Your objective >> Each record needs to be echoed exactly; can you do that?

··· Record list

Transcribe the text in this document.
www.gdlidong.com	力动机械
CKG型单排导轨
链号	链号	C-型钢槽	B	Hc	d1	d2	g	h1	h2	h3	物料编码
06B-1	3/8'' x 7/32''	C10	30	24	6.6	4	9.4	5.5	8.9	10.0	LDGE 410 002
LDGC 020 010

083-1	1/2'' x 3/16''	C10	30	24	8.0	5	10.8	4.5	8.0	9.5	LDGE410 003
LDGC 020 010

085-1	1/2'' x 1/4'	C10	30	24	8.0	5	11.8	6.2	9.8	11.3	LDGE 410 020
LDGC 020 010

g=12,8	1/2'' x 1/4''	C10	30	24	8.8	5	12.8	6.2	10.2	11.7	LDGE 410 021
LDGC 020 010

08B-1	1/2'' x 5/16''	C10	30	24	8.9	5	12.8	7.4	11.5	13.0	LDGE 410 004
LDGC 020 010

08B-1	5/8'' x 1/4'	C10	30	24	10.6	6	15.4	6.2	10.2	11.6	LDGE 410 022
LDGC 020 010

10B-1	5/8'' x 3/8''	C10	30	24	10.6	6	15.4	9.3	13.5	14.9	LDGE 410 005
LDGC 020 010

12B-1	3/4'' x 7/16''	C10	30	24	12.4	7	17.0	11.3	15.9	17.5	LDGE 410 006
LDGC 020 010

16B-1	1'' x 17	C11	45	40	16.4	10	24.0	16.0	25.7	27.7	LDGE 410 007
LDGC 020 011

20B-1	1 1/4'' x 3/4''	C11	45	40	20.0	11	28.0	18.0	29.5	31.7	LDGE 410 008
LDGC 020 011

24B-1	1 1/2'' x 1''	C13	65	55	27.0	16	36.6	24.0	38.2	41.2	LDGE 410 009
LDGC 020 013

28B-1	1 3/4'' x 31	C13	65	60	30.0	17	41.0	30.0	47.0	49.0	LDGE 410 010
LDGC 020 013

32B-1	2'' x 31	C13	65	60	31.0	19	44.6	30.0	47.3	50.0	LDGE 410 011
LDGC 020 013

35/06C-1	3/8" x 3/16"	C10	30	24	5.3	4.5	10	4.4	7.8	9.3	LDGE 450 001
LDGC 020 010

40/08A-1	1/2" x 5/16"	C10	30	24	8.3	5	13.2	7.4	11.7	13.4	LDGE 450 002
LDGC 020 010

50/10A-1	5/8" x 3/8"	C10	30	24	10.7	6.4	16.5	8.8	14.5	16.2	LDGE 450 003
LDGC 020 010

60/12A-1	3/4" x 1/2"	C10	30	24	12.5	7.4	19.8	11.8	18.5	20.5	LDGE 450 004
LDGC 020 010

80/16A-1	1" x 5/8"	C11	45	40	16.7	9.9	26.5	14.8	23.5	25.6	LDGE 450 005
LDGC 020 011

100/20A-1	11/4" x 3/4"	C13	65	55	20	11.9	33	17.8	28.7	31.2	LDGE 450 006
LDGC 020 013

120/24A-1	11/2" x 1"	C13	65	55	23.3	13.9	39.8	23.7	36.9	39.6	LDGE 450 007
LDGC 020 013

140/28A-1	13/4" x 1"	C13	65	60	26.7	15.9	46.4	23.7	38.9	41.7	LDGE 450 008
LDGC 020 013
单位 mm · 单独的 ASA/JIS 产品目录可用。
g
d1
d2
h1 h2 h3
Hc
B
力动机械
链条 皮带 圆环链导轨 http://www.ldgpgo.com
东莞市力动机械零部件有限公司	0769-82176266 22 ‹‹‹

······

The solution >>
Transcribe the text in this document.
www.gdlidong.com	力动机械
CKG型单排导轨
链号	链号	C-型钢槽	B	Hc	d1	d2	g	h1	h2	h3	物料编码
06B-1	3/8'' x 7/32''	C10	30	24	6.6	4	9.4	5.5	8.9	10.0	LDGE 410 002
LDGC 020 010

083-1	1/2'' x 3/16''	C10	30	24	8.0	5	10.8	4.5	8.0	9.5	LDGE410 003
LDGC 020 010

085-1	1/2'' x 1/4'	C10	30	24	8.0	5	11.8	6.2	9.8	11.3	LDGE 410 020
LDGC 020 010

g=12,8	1/2'' x 1/4''	C10	30	24	8.8	5	12.8	6.2	10.2	11.7	LDGE 410 021
LDGC 020 010

08B-1	1/2'' x 5/16''	C10	30	24	8.9	5	12.8	7.4	11.5	13.0	LDGE 410 004
LDGC 020 010

08B-1	5/8'' x 1/4'	C10	30	24	10.6	6	15.4	6.2	10.2	11.6	LDGE 410 022
LDGC 020 010

10B-1	5/8'' x 3/8''	C10	30	24	10.6	6	15.4	9.3	13.5	14.9	LDGE 410 005
LDGC 020 010

12B-1	3/4'' x 7/16''	C10	30	24	12.4	7	17.0	11.3	15.9	17.5	LDGE 410 006
LDGC 020 010

16B-1	1'' x 17	C11	45	40	16.4	10	24.0	16.0	25.7	27.7	LDGE 410 007
LDGC 020 011

20B-1	1 1/4'' x 3/4''	C11	45	40	20.0	11	28.0	18.0	29.5	31.7	LDGE 410 008
LDGC 020 011

24B-1	1 1/2'' x 1''	C13	65	55	27.0	16	36.6	24.0	38.2	41.2	LDGE 410 009
LDGC 020 013

28B-1	1 3/4'' x 31	C13	65	60	30.0	17	41.0	30.0	47.0	49.0	LDGE 410 010
LDGC 020 013

32B-1	2'' x 31	C13	65	60	31.0	19	44.6	30.0	47.3	50.0	LDGE 410 011
LDGC 020 013

35/06C-1	3/8" x 3/16"	C10	30	24	5.3	4.5	10	4.4	7.8	9.3	LDGE 450 001
LDGC 020 010

40/08A-1	1/2" x 5/16"	C10	30	24	8.3	5	13.2	7.4	11.7	13.4	LDGE 450 002
LDGC 020 010

50/10A-1	5/8" x 3/8"	C10	30	24	10.7	6.4	16.5	8.8	14.5	16.2	LDGE 450 003
LDGC 020 010

60/12A-1	3/4" x 1/2"	C10	30	24	12.5	7.4	19.8	11.8	18.5	20.5	LDGE 450 004
LDGC 020 010

80/16A-1	1" x 5/8"	C11	45	40	16.7	9.9	26.5	14.8	23.5	25.6	LDGE 450 005
LDGC 020 011

100/20A-1	11/4" x 3/4"	C13	65	55	20	11.9	33	17.8	28.7	31.2	LDGE 450 006
LDGC 020 013

120/24A-1	11/2" x 1"	C13	65	55	23.3	13.9	39.8	23.7	36.9	39.6	LDGE 450 007
LDGC 020 013

140/28A-1	13/4" x 1"	C13	65	60	26.7	15.9	46.4	23.7	38.9	41.7	LDGE 450 008
LDGC 020 013
单位 mm · 单独的 ASA/JIS 产品目录可用。
g
d1
d2
h1 h2 h3
Hc
B
力动机械
链条 皮带 圆环链导轨 http://www.ldgpgo.com
东莞市力动机械零部件有限公司	0769-82176266 22 ‹‹‹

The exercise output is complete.